- Goal:
Output the entries below exactly as written, omitting pictures.

═══ Recorded information

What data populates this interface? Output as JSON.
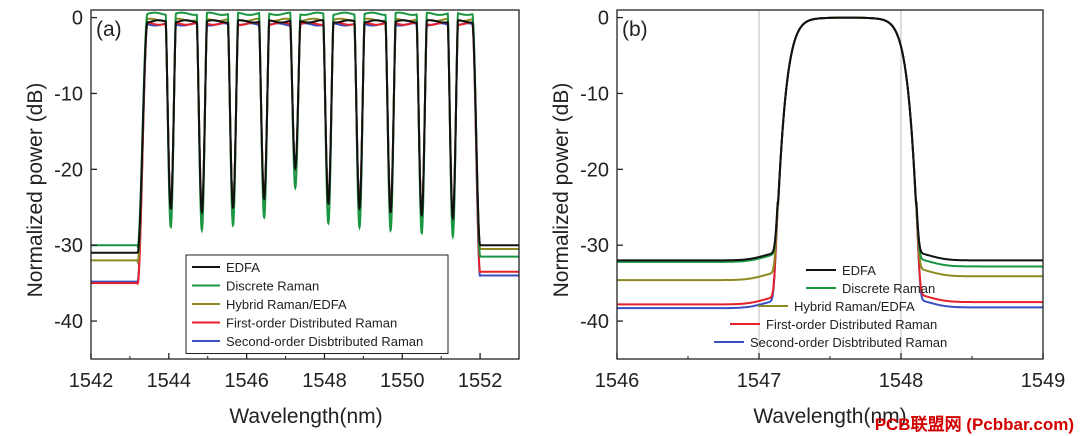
{
  "chart_data": [
    {
      "type": "line",
      "panel_label": "(a)",
      "xlabel": "Wavelength(nm)",
      "ylabel": "Normalized power (dB)",
      "xlim": [
        1542,
        1553
      ],
      "ylim": [
        -45,
        1
      ],
      "xticks": [
        1542,
        1544,
        1546,
        1548,
        1550,
        1552
      ],
      "yticks": [
        0,
        -10,
        -20,
        -30,
        -40
      ],
      "legend_position": "bottom-center",
      "channel_peaks_nm": [
        1543.6,
        1544.45,
        1545.25,
        1546.05,
        1546.85,
        1547.7,
        1548.5,
        1549.3,
        1550.1,
        1550.9,
        1551.7
      ],
      "channel_dips_nm": [
        1544.05,
        1544.85,
        1545.65,
        1546.45,
        1547.25,
        1548.1,
        1548.9,
        1549.7,
        1550.5,
        1551.3
      ],
      "band_edges_nm": [
        1543.2,
        1552.0
      ],
      "series": [
        {
          "name": "EDFA",
          "color": "#111111",
          "peak_db": -0.5,
          "floor_left_db": -31,
          "floor_right_db": -30
        },
        {
          "name": "Discrete Raman",
          "color": "#1a9641",
          "peak_db": 0.5,
          "floor_left_db": -30,
          "floor_right_db": -31.5
        },
        {
          "name": "Hybrid Raman/EDFA",
          "color": "#8c8a20",
          "peak_db": -0.3,
          "floor_left_db": -32,
          "floor_right_db": -30.5
        },
        {
          "name": "First-order Distributed Raman",
          "color": "#e8202a",
          "peak_db": -0.8,
          "floor_left_db": -35,
          "floor_right_db": -33.5
        },
        {
          "name": "Second-order Disbtributed Raman",
          "color": "#3a4fc2",
          "peak_db": -0.9,
          "floor_left_db": -34.8,
          "floor_right_db": -34
        }
      ]
    },
    {
      "type": "line",
      "panel_label": "(b)",
      "xlabel": "Wavelength(nm)",
      "ylabel": "Normalized power (dB)",
      "xlim": [
        1546,
        1549
      ],
      "ylim": [
        -45,
        1
      ],
      "xticks": [
        1546,
        1547,
        1548,
        1549
      ],
      "yticks": [
        0,
        -10,
        -20,
        -30,
        -40
      ],
      "grid_x": [
        1547,
        1548
      ],
      "legend_position": "bottom-center",
      "center_nm": 1547.62,
      "edges_nm": [
        1547.2,
        1548.0
      ],
      "series": [
        {
          "name": "EDFA",
          "color": "#111111",
          "floor_db": -32
        },
        {
          "name": "Discrete Raman",
          "color": "#1a9641",
          "floor_db": -32.2,
          "floor_right_db": -32.8
        },
        {
          "name": "Hybrid Raman/EDFA",
          "color": "#8c8a20",
          "floor_db": -34.6,
          "floor_right_db": -34.1
        },
        {
          "name": "First-order Distributed Raman",
          "color": "#e8202a",
          "floor_db": -37.8,
          "floor_right_db": -37.5
        },
        {
          "name": "Second-order Disbtributed Raman",
          "color": "#3a4fc2",
          "floor_db": -38.3,
          "floor_right_db": -38.2
        }
      ]
    }
  ],
  "watermark": "PCB联盟网 (Pcbbar.com)"
}
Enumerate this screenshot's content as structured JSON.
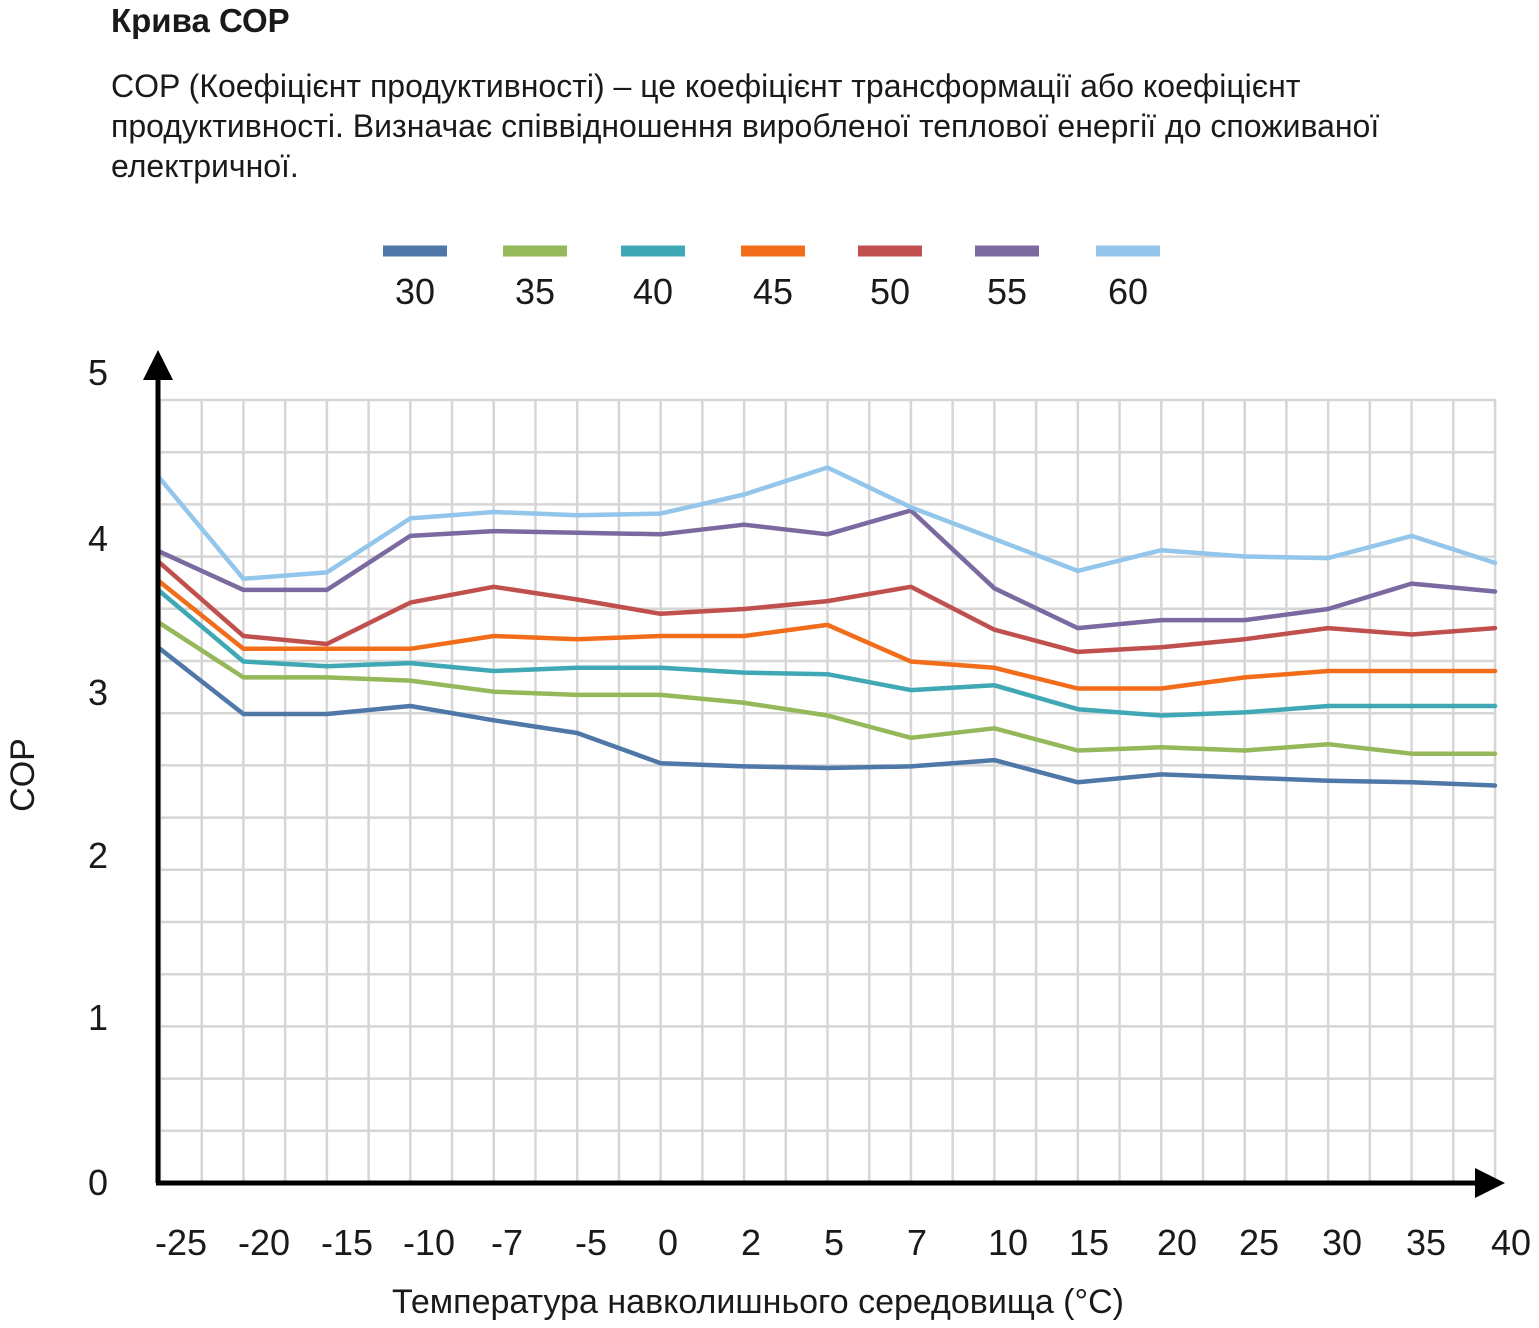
{
  "header": {
    "title": "Крива СОР",
    "description": "COP (Коефіцієнт продуктивності) – це коефіцієнт трансформації або коефіцієнт продуктивності. Визначає співвідношення виробленої теплової енергії до споживаної електричної."
  },
  "chart_data": {
    "type": "line",
    "xlabel": "Температура навколишнього середовища (°C)",
    "ylabel": "COP",
    "ylim": [
      0,
      5
    ],
    "yticks": [
      0,
      1,
      2,
      3,
      4,
      5
    ],
    "grid": true,
    "legend_position": "top",
    "categories": [
      "-25",
      "-20",
      "-15",
      "-10",
      "-7",
      "-5",
      "0",
      "2",
      "5",
      "7",
      "10",
      "15",
      "20",
      "25",
      "30",
      "35",
      "40"
    ],
    "series": [
      {
        "name": "30",
        "color": "#4f78a8",
        "values": [
          3.36,
          2.95,
          2.95,
          3.0,
          2.91,
          2.83,
          2.64,
          2.62,
          2.61,
          2.62,
          2.66,
          2.52,
          2.57,
          2.55,
          2.53,
          2.52,
          2.5
        ]
      },
      {
        "name": "35",
        "color": "#94b85a",
        "values": [
          3.52,
          3.18,
          3.18,
          3.16,
          3.09,
          3.07,
          3.07,
          3.02,
          2.94,
          2.8,
          2.86,
          2.72,
          2.74,
          2.72,
          2.76,
          2.7,
          2.7
        ]
      },
      {
        "name": "40",
        "color": "#3fa8b4",
        "values": [
          3.72,
          3.28,
          3.25,
          3.27,
          3.22,
          3.24,
          3.24,
          3.21,
          3.2,
          3.1,
          3.13,
          2.98,
          2.94,
          2.96,
          3.0,
          3.0,
          3.0
        ]
      },
      {
        "name": "45",
        "color": "#f26d1a",
        "values": [
          3.78,
          3.36,
          3.36,
          3.36,
          3.44,
          3.42,
          3.44,
          3.44,
          3.51,
          3.28,
          3.24,
          3.11,
          3.11,
          3.18,
          3.22,
          3.22,
          3.22
        ]
      },
      {
        "name": "50",
        "color": "#c0504d",
        "values": [
          3.9,
          3.44,
          3.39,
          3.65,
          3.75,
          3.67,
          3.58,
          3.61,
          3.66,
          3.75,
          3.48,
          3.34,
          3.37,
          3.42,
          3.49,
          3.45,
          3.49
        ]
      },
      {
        "name": "55",
        "color": "#7b6aa0",
        "values": [
          3.97,
          3.73,
          3.73,
          4.07,
          4.1,
          4.09,
          4.08,
          4.14,
          4.08,
          4.23,
          3.74,
          3.49,
          3.54,
          3.54,
          3.61,
          3.77,
          3.72
        ]
      },
      {
        "name": "60",
        "color": "#93c6ea",
        "values": [
          4.43,
          3.8,
          3.84,
          4.18,
          4.22,
          4.2,
          4.21,
          4.33,
          4.5,
          4.25,
          4.05,
          3.85,
          3.98,
          3.94,
          3.93,
          4.07,
          3.9
        ]
      }
    ]
  }
}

══════

- Finished answer:
What data populates this interface? Output as JSON.
{
  "chart_data": [
    {
      "type": "line",
      "panel_label": "(a)",
      "xlabel": "Wavelength(nm)",
      "ylabel": "Normalized power (dB)",
      "xlim": [
        1542,
        1553
      ],
      "ylim": [
        -45,
        1
      ],
      "xticks": [
        1542,
        1544,
        1546,
        1548,
        1550,
        1552
      ],
      "yticks": [
        0,
        -10,
        -20,
        -30,
        -40
      ],
      "legend_position": "bottom-center",
      "channel_peaks_nm": [
        1543.6,
        1544.45,
        1545.25,
        1546.05,
        1546.85,
        1547.7,
        1548.5,
        1549.3,
        1550.1,
        1550.9,
        1551.7
      ],
      "channel_dips_nm": [
        1544.05,
        1544.85,
        1545.65,
        1546.45,
        1547.25,
        1548.1,
        1548.9,
        1549.7,
        1550.5,
        1551.3
      ],
      "band_edges_nm": [
        1543.2,
        1552.0
      ],
      "series": [
        {
          "name": "EDFA",
          "color": "#111111",
          "peak_db": -0.5,
          "floor_left_db": -31,
          "floor_right_db": -30
        },
        {
          "name": "Discrete Raman",
          "color": "#1a9641",
          "peak_db": 0.5,
          "floor_left_db": -30,
          "floor_right_db": -31.5
        },
        {
          "name": "Hybrid Raman/EDFA",
          "color": "#8c8a20",
          "peak_db": -0.3,
          "floor_left_db": -32,
          "floor_right_db": -30.5
        },
        {
          "name": "First-order Distributed Raman",
          "color": "#e8202a",
          "peak_db": -0.8,
          "floor_left_db": -35,
          "floor_right_db": -33.5
        },
        {
          "name": "Second-order Disbtributed Raman",
          "color": "#3a4fc2",
          "peak_db": -0.9,
          "floor_left_db": -34.8,
          "floor_right_db": -34
        }
      ]
    },
    {
      "type": "line",
      "panel_label": "(b)",
      "xlabel": "Wavelength(nm)",
      "ylabel": "Normalized power (dB)",
      "xlim": [
        1546,
        1549
      ],
      "ylim": [
        -45,
        1
      ],
      "xticks": [
        1546,
        1547,
        1548,
        1549
      ],
      "yticks": [
        0,
        -10,
        -20,
        -30,
        -40
      ],
      "grid_x": [
        1547,
        1548
      ],
      "legend_position": "bottom-center",
      "center_nm": 1547.62,
      "edges_nm": [
        1547.2,
        1548.0
      ],
      "series": [
        {
          "name": "EDFA",
          "color": "#111111",
          "floor_db": -32
        },
        {
          "name": "Discrete Raman",
          "color": "#1a9641",
          "floor_db": -32.2,
          "floor_right_db": -32.8
        },
        {
          "name": "Hybrid Raman/EDFA",
          "color": "#8c8a20",
          "floor_db": -34.6,
          "floor_right_db": -34.1
        },
        {
          "name": "First-order Distributed Raman",
          "color": "#e8202a",
          "floor_db": -37.8,
          "floor_right_db": -37.5
        },
        {
          "name": "Second-order Disbtributed Raman",
          "color": "#3a4fc2",
          "floor_db": -38.3,
          "floor_right_db": -38.2
        }
      ]
    }
  ],
  "watermark": "PCB联盟网 (Pcbbar.com)"
}
Enumerate this screenshot's content as structured JSON.
{
  "header": {
    "title": "Крива СОР",
    "description": "COP (Коефіцієнт продуктивності) – це коефіцієнт трансформації або коефіцієнт продуктивності. Визначає співвідношення виробленої теплової енергії до споживаної електричної."
  },
  "chart_data": {
    "type": "line",
    "xlabel": "Температура навколишнього середовища (°C)",
    "ylabel": "COP",
    "ylim": [
      0,
      5
    ],
    "yticks": [
      0,
      1,
      2,
      3,
      4,
      5
    ],
    "grid": true,
    "legend_position": "top",
    "categories": [
      "-25",
      "-20",
      "-15",
      "-10",
      "-7",
      "-5",
      "0",
      "2",
      "5",
      "7",
      "10",
      "15",
      "20",
      "25",
      "30",
      "35",
      "40"
    ],
    "series": [
      {
        "name": "30",
        "color": "#4f78a8",
        "values": [
          3.36,
          2.95,
          2.95,
          3.0,
          2.91,
          2.83,
          2.64,
          2.62,
          2.61,
          2.62,
          2.66,
          2.52,
          2.57,
          2.55,
          2.53,
          2.52,
          2.5
        ]
      },
      {
        "name": "35",
        "color": "#94b85a",
        "values": [
          3.52,
          3.18,
          3.18,
          3.16,
          3.09,
          3.07,
          3.07,
          3.02,
          2.94,
          2.8,
          2.86,
          2.72,
          2.74,
          2.72,
          2.76,
          2.7,
          2.7
        ]
      },
      {
        "name": "40",
        "color": "#3fa8b4",
        "values": [
          3.72,
          3.28,
          3.25,
          3.27,
          3.22,
          3.24,
          3.24,
          3.21,
          3.2,
          3.1,
          3.13,
          2.98,
          2.94,
          2.96,
          3.0,
          3.0,
          3.0
        ]
      },
      {
        "name": "45",
        "color": "#f26d1a",
        "values": [
          3.78,
          3.36,
          3.36,
          3.36,
          3.44,
          3.42,
          3.44,
          3.44,
          3.51,
          3.28,
          3.24,
          3.11,
          3.11,
          3.18,
          3.22,
          3.22,
          3.22
        ]
      },
      {
        "name": "50",
        "color": "#c0504d",
        "values": [
          3.9,
          3.44,
          3.39,
          3.65,
          3.75,
          3.67,
          3.58,
          3.61,
          3.66,
          3.75,
          3.48,
          3.34,
          3.37,
          3.42,
          3.49,
          3.45,
          3.49
        ]
      },
      {
        "name": "55",
        "color": "#7b6aa0",
        "values": [
          3.97,
          3.73,
          3.73,
          4.07,
          4.1,
          4.09,
          4.08,
          4.14,
          4.08,
          4.23,
          3.74,
          3.49,
          3.54,
          3.54,
          3.61,
          3.77,
          3.72
        ]
      },
      {
        "name": "60",
        "color": "#93c6ea",
        "values": [
          4.43,
          3.8,
          3.84,
          4.18,
          4.22,
          4.2,
          4.21,
          4.33,
          4.5,
          4.25,
          4.05,
          3.85,
          3.98,
          3.94,
          3.93,
          4.07,
          3.9
        ]
      }
    ]
  }
}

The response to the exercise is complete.